- [Work to complete]:
Lines containing the string "this" are to be counted. Write only how many there are.

- [Given data]:
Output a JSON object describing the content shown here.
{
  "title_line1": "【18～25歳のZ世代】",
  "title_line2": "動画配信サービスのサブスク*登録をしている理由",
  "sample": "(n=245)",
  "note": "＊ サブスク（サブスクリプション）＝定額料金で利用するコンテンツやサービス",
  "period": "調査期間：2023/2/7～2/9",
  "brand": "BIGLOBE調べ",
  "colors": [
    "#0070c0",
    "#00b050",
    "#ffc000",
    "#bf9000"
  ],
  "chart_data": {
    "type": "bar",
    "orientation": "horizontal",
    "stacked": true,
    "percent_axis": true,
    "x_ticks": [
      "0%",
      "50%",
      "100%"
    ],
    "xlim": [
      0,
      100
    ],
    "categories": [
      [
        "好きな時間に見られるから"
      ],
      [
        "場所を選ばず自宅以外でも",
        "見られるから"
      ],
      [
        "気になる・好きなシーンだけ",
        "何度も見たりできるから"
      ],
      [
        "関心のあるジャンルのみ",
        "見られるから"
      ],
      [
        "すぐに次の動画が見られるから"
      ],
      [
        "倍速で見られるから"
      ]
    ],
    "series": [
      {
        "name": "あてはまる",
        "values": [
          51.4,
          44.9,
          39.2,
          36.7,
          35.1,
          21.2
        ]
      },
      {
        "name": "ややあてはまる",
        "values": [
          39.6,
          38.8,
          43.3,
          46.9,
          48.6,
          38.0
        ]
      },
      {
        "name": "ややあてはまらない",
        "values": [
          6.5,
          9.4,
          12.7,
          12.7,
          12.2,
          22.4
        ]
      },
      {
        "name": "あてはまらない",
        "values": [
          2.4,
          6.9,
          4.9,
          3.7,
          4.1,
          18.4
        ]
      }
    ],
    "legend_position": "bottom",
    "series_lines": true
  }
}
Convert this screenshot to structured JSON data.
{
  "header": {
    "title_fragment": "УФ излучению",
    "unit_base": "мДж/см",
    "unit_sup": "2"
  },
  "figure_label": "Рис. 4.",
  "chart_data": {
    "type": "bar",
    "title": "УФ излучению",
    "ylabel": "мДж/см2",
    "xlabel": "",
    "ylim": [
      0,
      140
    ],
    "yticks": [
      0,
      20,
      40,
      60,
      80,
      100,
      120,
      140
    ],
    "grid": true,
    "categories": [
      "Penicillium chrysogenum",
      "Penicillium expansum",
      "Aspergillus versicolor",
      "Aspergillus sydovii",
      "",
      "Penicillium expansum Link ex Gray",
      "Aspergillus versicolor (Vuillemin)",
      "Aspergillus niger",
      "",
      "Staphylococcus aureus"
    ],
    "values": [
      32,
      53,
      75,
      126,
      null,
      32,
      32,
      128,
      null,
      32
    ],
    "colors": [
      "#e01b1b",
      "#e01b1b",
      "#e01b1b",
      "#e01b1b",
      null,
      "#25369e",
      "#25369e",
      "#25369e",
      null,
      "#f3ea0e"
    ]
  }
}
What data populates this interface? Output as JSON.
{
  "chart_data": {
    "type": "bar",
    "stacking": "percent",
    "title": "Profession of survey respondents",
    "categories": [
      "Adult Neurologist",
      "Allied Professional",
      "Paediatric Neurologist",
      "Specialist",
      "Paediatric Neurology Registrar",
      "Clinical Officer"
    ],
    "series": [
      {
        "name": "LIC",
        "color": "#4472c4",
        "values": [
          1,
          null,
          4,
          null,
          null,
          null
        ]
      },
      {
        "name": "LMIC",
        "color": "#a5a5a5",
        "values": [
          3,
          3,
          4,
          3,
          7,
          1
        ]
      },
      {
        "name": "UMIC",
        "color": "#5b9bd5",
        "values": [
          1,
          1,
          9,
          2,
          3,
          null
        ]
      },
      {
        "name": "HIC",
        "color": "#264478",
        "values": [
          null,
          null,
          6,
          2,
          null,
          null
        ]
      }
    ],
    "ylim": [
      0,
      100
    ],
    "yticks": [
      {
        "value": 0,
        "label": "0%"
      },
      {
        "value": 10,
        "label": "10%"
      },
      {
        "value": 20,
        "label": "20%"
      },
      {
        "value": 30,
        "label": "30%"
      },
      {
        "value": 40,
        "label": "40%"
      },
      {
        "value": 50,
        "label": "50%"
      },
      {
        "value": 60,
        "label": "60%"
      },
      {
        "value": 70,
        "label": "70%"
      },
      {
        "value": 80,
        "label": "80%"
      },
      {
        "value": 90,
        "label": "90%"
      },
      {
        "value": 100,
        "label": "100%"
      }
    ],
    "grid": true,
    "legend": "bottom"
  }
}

- [Full output]:
2